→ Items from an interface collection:
********************
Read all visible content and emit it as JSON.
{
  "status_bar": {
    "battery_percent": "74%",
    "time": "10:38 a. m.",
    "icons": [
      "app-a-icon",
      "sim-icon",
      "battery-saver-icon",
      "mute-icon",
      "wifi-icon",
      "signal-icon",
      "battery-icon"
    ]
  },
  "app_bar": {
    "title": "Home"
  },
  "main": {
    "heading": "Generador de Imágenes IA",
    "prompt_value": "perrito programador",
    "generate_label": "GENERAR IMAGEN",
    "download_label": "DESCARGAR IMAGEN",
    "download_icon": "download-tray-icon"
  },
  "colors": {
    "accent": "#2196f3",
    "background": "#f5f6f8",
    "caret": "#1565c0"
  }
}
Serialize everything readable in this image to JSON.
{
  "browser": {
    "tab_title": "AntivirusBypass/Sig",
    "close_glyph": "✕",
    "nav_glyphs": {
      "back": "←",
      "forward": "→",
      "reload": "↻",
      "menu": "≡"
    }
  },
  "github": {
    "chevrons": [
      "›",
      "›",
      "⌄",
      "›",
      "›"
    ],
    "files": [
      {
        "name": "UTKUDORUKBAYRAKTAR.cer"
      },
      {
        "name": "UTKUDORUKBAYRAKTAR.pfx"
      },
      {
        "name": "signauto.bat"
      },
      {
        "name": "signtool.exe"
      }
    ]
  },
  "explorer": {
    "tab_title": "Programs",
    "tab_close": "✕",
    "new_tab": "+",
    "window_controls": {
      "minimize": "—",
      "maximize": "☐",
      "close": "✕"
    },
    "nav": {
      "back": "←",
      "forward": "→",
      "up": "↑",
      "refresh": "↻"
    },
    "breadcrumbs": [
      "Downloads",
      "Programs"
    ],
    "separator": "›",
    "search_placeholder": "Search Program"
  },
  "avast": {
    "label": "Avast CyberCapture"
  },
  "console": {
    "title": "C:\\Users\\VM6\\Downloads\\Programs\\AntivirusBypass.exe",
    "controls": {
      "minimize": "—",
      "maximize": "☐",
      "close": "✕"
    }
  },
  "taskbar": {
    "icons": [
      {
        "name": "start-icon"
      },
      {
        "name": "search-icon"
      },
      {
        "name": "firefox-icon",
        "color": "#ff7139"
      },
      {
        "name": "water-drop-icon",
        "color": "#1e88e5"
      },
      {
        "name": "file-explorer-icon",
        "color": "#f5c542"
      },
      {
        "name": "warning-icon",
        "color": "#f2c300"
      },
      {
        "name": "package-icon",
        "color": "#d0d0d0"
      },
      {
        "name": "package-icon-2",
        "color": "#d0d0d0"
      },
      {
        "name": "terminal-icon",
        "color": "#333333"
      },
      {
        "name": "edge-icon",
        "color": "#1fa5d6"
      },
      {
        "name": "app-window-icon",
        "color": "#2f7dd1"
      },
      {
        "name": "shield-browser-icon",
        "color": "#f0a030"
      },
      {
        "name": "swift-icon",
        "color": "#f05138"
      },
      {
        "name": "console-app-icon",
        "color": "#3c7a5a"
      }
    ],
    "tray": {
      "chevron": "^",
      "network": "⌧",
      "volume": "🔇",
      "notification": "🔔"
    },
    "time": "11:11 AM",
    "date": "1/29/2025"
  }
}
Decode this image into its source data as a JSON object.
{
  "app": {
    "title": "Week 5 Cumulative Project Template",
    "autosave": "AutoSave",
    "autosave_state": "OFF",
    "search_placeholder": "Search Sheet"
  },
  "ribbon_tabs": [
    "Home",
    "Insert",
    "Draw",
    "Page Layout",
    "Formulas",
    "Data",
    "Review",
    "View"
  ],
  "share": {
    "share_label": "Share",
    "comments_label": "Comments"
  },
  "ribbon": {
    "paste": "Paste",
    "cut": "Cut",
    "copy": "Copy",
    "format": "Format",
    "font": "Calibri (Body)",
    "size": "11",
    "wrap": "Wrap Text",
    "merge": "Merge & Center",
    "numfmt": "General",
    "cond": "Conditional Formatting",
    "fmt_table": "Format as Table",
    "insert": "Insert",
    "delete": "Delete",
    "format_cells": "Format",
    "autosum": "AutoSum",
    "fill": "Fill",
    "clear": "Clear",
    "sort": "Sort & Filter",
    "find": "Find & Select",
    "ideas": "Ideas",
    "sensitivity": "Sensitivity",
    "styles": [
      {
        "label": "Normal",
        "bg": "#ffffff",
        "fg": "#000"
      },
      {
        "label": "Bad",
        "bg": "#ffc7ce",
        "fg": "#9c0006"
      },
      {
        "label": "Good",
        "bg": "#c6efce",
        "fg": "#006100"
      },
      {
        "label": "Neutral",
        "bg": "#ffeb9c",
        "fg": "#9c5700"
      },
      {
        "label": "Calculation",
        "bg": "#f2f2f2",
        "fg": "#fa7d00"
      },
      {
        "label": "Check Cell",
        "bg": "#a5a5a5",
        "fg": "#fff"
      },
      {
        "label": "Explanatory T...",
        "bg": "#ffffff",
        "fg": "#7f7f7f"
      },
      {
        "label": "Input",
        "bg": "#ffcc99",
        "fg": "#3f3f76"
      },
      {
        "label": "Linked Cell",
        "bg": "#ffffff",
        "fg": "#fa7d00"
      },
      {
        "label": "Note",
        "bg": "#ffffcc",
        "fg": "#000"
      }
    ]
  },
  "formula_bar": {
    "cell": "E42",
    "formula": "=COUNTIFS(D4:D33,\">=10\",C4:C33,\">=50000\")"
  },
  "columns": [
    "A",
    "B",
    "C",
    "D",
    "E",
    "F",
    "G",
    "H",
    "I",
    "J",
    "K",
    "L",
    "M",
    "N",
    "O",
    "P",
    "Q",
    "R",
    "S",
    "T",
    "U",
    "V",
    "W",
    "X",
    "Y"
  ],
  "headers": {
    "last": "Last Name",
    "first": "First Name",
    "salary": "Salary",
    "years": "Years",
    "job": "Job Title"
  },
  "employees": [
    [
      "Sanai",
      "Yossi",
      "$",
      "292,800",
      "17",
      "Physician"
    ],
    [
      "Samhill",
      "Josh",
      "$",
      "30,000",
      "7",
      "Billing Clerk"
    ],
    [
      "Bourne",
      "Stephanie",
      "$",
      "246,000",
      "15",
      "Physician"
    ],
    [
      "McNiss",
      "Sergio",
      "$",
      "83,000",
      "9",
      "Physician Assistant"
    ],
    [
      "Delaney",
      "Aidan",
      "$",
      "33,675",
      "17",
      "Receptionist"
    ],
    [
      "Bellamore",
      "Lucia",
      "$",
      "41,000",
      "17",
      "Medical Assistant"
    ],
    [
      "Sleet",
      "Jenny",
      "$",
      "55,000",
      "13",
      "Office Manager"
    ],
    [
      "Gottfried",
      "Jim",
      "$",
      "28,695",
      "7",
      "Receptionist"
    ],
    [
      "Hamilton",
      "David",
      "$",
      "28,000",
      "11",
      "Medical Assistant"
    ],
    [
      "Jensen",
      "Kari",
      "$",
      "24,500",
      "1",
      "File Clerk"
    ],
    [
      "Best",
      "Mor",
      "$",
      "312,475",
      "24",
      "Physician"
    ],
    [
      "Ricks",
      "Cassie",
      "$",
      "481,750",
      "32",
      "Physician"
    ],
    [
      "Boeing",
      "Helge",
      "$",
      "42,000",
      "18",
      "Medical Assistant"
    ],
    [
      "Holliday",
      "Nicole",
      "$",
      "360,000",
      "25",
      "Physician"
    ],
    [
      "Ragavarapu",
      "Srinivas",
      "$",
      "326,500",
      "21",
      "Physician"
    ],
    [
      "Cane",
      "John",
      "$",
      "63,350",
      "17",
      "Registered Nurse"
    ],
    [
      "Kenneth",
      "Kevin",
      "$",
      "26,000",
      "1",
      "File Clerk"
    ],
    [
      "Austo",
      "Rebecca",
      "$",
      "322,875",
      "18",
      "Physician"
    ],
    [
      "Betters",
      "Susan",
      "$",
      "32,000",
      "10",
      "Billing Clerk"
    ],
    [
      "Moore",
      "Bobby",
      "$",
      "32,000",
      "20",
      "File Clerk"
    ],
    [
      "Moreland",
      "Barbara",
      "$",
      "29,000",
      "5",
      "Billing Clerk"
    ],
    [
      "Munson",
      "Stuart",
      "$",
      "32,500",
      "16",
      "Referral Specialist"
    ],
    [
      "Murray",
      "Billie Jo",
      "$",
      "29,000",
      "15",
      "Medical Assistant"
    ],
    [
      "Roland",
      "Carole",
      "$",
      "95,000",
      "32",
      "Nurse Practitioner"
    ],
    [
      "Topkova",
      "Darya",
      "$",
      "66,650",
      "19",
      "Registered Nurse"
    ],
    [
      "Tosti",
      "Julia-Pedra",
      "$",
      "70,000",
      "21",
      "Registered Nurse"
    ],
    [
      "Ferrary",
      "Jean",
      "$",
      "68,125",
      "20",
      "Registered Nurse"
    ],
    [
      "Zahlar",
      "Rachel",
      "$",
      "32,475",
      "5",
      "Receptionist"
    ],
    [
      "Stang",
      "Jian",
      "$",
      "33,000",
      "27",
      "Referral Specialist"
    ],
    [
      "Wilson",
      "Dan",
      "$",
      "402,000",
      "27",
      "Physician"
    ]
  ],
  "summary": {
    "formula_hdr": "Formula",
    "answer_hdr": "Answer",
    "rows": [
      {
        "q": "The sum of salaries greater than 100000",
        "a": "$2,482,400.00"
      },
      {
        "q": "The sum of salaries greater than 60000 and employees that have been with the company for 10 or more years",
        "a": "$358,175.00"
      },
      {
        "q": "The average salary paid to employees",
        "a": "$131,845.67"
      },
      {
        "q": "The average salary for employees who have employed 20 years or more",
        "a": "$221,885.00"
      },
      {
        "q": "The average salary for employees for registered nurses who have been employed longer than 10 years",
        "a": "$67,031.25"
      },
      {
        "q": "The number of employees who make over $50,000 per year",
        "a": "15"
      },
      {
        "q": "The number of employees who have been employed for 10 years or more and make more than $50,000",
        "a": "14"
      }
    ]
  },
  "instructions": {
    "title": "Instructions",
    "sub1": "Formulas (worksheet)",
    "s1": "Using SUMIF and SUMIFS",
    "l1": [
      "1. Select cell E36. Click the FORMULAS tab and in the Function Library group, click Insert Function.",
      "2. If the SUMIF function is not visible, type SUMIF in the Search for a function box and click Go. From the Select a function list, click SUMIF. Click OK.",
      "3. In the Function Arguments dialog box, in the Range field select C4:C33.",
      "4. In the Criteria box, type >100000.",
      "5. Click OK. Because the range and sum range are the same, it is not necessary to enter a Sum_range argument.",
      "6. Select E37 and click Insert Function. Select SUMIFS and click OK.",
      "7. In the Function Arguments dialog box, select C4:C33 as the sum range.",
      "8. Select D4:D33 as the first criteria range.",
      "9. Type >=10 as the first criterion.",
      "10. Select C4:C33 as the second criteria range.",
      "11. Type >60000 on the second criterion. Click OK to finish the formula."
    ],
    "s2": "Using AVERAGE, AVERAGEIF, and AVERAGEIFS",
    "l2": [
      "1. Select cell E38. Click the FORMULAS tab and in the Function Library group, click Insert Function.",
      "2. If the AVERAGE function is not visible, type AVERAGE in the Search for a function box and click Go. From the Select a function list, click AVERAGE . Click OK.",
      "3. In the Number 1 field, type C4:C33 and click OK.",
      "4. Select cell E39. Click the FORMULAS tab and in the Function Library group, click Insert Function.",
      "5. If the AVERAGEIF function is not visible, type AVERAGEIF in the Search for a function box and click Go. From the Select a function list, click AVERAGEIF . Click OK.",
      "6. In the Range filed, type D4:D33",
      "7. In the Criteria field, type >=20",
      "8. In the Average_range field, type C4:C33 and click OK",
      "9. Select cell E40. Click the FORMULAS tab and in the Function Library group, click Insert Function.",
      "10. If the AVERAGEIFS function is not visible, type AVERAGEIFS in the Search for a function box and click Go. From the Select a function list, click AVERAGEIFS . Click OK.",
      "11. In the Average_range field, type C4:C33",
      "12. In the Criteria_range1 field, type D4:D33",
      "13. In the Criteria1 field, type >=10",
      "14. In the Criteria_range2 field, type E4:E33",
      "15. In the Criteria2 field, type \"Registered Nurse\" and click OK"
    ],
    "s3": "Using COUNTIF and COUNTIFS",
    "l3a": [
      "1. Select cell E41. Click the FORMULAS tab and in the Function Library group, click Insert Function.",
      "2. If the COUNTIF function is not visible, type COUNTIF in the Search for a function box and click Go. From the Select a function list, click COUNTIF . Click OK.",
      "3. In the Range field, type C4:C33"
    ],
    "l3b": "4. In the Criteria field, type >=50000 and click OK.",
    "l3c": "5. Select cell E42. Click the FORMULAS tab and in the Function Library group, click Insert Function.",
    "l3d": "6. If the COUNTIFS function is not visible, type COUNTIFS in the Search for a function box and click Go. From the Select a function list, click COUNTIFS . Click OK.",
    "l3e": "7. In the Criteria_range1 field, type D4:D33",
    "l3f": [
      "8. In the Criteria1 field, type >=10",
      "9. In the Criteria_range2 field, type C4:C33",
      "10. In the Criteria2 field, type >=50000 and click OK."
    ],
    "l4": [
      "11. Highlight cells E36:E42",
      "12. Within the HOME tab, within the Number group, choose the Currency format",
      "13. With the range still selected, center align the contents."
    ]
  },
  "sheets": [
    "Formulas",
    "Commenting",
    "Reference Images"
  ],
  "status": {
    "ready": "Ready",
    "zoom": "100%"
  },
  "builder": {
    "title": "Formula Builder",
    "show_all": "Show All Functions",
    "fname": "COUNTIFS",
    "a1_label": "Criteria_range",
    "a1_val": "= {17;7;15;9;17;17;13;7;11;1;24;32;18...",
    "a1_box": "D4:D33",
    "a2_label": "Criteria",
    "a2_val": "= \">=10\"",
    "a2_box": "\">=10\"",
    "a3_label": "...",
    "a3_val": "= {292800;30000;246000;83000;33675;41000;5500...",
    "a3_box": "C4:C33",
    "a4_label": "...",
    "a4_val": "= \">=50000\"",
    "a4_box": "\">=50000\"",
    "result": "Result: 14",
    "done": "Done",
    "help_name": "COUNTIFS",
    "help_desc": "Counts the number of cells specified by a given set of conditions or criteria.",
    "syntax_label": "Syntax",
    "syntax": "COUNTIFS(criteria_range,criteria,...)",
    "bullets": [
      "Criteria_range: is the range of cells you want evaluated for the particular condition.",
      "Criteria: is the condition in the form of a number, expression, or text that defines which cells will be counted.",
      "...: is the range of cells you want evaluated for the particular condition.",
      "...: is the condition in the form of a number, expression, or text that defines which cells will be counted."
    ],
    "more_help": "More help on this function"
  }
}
********************
→ What you have to do: All lines above containing the string "expression" are to be collected.

→ Response to the task:
      "Criteria: is the condition in the form of a number, expression, or text that defines which cells will be counted.",
      "...: is the condition in the form of a number, expression, or text that defines which cells will be counted."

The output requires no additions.